(Extracted data entries)
______

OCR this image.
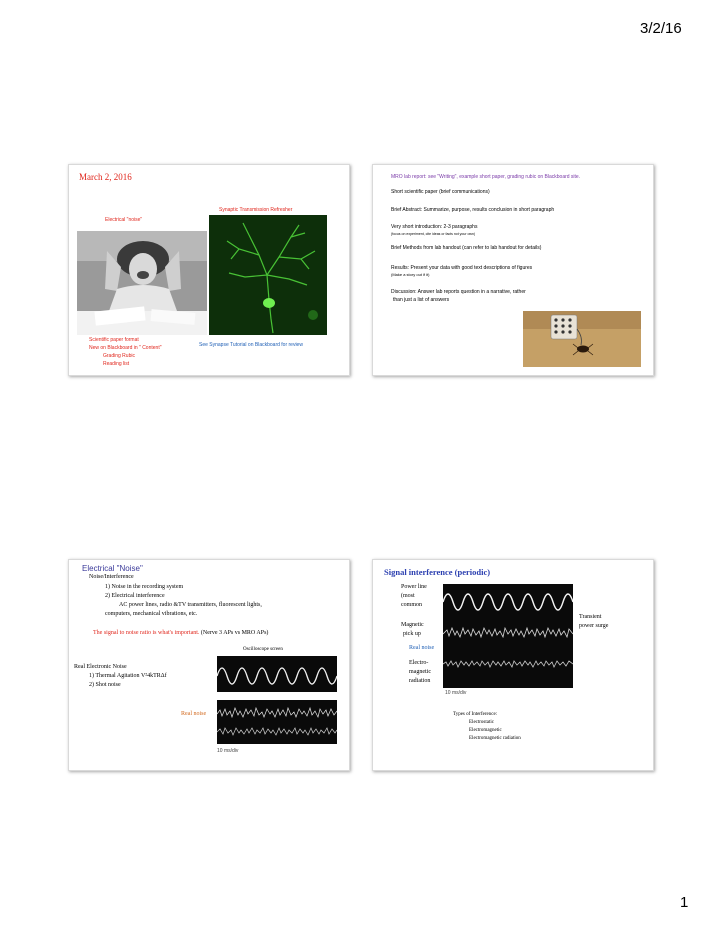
3/2/16
March 2, 2016
Electrical "noise"
Synaptic Transmission Refresher
Scientific paper format
New on Blackboard in " Content"
Grading Rubic
Reading list
See Synapse Tutorial on Blackboard for review
MRO lab report: see "Writing", example short paper, grading rubic on Blackboard site.
Short scientific paper (brief communications)
Brief Abstract: Summarize, purpose, results conclusion in short paragraph
Very short introduction: 2-3 paragraphs
(focus on experiment, cite ideas or facts not your own)
Brief Methods from lab handout (can refer to lab handout for details)
Results: Present your data with good text descriptions of figures
(Make a story out if it)
Discussion: Answer lab reports question in a narrative, rather
than just a list of answers
Electrical "Noise"
Noise/Interference
1) Noise in the recording system
2) Electrical interference
AC power lines, radio &TV transmitters, fluorescent lights,
computers, mechanical vibrations, etc.
The signal to noise ratio is what's important. (Nerve 3 APs vs MRO APs)
Oscilloscope screen
Real Electronic Noise
1) Thermal Agitation V²4kTRΔf
2) Shot noise
Real noise
10 ms/div
Signal interference (periodic)
Power line
(most
common
Magnetic
pick up
Real noise
Electro-
magnetic
radiation
Transient
power surge
10 ms/div
Types of Interference:
Electrostatic
Electromagnetic
Electromagnetic radiation
1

______

• **Exercise requirements**
Transcribe all the data word for word; the images stay out.

• **Task answer**
OCR this image.
3/2/16
March 2, 2016
Electrical "noise"
Synaptic Transmission Refresher
Scientific paper format
New on Blackboard in " Content"
Grading Rubic
Reading list
See Synapse Tutorial on Blackboard for review
MRO lab report: see "Writing", example short paper, grading rubic on Blackboard site.
Short scientific paper (brief communications)
Brief Abstract: Summarize, purpose, results conclusion in short paragraph
Very short introduction: 2-3 paragraphs
(focus on experiment, cite ideas or facts not your own)
Brief Methods from lab handout (can refer to lab handout for details)
Results: Present your data with good text descriptions of figures
(Make a story out if it)
Discussion: Answer lab reports question in a narrative, rather
than just a list of answers
Electrical "Noise"
Noise/Interference
1) Noise in the recording system
2) Electrical interference
AC power lines, radio &TV transmitters, fluorescent lights,
computers, mechanical vibrations, etc.
The signal to noise ratio is what's important. (Nerve 3 APs vs MRO APs)
Oscilloscope screen
Real Electronic Noise
1) Thermal Agitation V²4kTRΔf
2) Shot noise
Real noise
10 ms/div
Signal interference (periodic)
Power line
(most
common
Magnetic
pick up
Real noise
Electro-
magnetic
radiation
Transient
power surge
10 ms/div
Types of Interference:
Electrostatic
Electromagnetic
Electromagnetic radiation
1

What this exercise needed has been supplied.